*The request*. Write out every line of the rows below without any change, omitting the pictures.

Records excerpted from a collection:
============
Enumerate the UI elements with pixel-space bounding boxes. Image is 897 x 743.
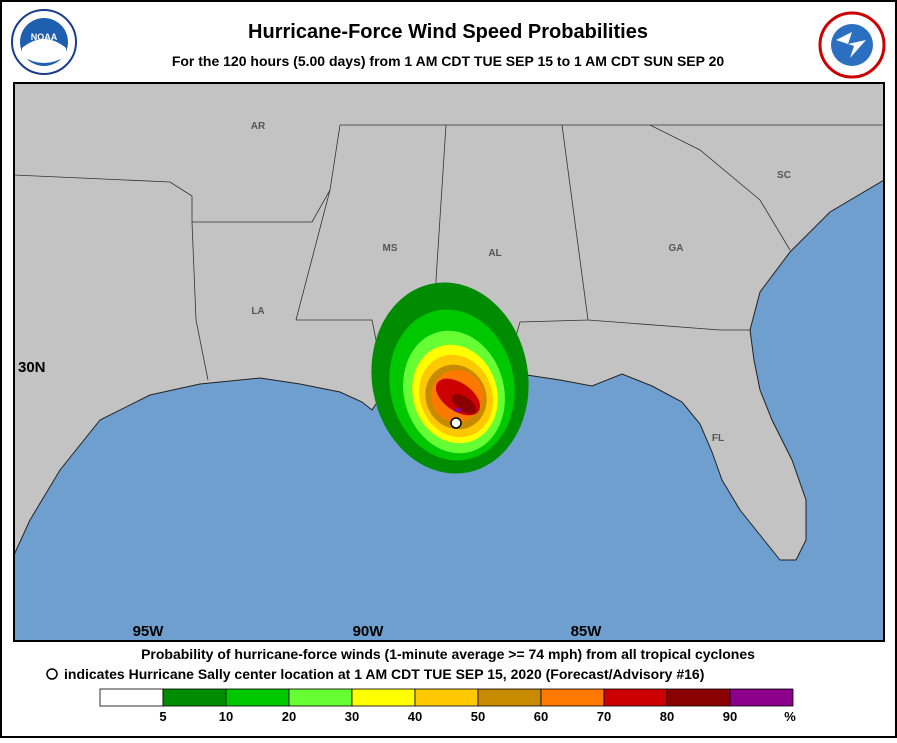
state-label: GA [669,243,684,254]
noaa-logo: NOAA [11,9,77,75]
legend-swatch [603,688,668,707]
legend-tick: 50 [471,709,485,724]
center-symbol [46,668,58,680]
legend-tick: 30 [345,709,359,724]
legend-swatch [99,688,164,707]
state-label: FL [712,433,724,444]
legend-tick: 20 [282,709,296,724]
legend-swatch [540,688,605,707]
legend-swatch [225,688,290,707]
lon-label: 95W [133,623,165,640]
state-label: MS [383,243,398,254]
legend-tick: 10 [219,709,233,724]
legend-tick: 40 [408,709,422,724]
state-label: AR [251,121,266,132]
legend-tick: 70 [597,709,611,724]
footer-line: indicates Hurricane Sally center locatio… [64,666,704,682]
map [14,83,884,641]
legend-swatch [351,688,416,707]
legend-unit: % [784,709,796,724]
legend-tick: 90 [723,709,737,724]
legend: 5 10 20 30 40 50 60 70 80 90% [99,688,796,724]
legend-tick: 60 [534,709,548,724]
title: Hurricane-Force Wind Speed Probabilities [248,21,648,43]
probability-contours [371,282,529,474]
map-border [13,82,885,642]
legend-swatch [414,688,479,707]
legend-swatch [729,688,794,707]
state-label: SC [777,170,791,181]
lon-label: 85W [571,623,603,640]
svg-text:NOAA: NOAA [31,32,58,42]
lat-label: 30N [18,359,46,376]
lon-label: 90W [353,623,385,640]
nws-logo [818,11,886,79]
legend-swatch [162,688,227,707]
legend-swatch [288,688,353,707]
legend-tick: 5 [159,709,166,724]
legend-swatch [477,688,542,707]
state-label: LA [251,306,264,317]
storm-center [450,417,462,429]
footer-line: Probability of hurricane-force winds (1-… [141,646,755,662]
legend-tick: 80 [660,709,674,724]
legend-swatch [666,688,731,707]
subtitle: For the 120 hours (5.00 days) from 1 AM … [172,53,725,69]
state-label: AL [488,248,501,259]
============
*Finished task*.
Enumerate the UI elements with pixel-space bounding boxes. Image is 897 x 743.
state-label: GA [669,243,684,254]
noaa-logo: NOAA [11,9,77,75]
legend-swatch [603,688,668,707]
legend-tick: 50 [471,709,485,724]
center-symbol [46,668,58,680]
legend-tick: 30 [345,709,359,724]
legend-swatch [99,688,164,707]
state-label: FL [712,433,724,444]
legend-tick: 20 [282,709,296,724]
legend-swatch [540,688,605,707]
legend-swatch [225,688,290,707]
lon-label: 95W [133,623,165,640]
state-label: MS [383,243,398,254]
legend-tick: 10 [219,709,233,724]
legend-tick: 40 [408,709,422,724]
state-label: AR [251,121,266,132]
legend-tick: 70 [597,709,611,724]
footer-line: indicates Hurricane Sally center locatio… [64,666,704,682]
map [14,83,884,641]
legend-swatch [351,688,416,707]
legend-unit: % [784,709,796,724]
legend-tick: 90 [723,709,737,724]
legend: 5 10 20 30 40 50 60 70 80 90% [99,688,796,724]
legend-tick: 60 [534,709,548,724]
title: Hurricane-Force Wind Speed Probabilities [248,21,648,43]
probability-contours [371,282,529,474]
map-border [13,82,885,642]
legend-swatch [414,688,479,707]
legend-swatch [729,688,794,707]
state-label: SC [777,170,791,181]
lon-label: 85W [571,623,603,640]
svg-text:NOAA: NOAA [31,32,58,42]
lat-label: 30N [18,359,46,376]
lon-label: 90W [353,623,385,640]
nws-logo [818,11,886,79]
legend-swatch [162,688,227,707]
legend-swatch [288,688,353,707]
legend-tick: 5 [159,709,166,724]
legend-swatch [477,688,542,707]
state-label: LA [251,306,264,317]
storm-center [450,417,462,429]
footer-line: Probability of hurricane-force winds (1-… [141,646,755,662]
legend-tick: 80 [660,709,674,724]
legend-swatch [666,688,731,707]
subtitle: For the 120 hours (5.00 days) from 1 AM … [172,53,725,69]
state-label: AL [488,248,501,259]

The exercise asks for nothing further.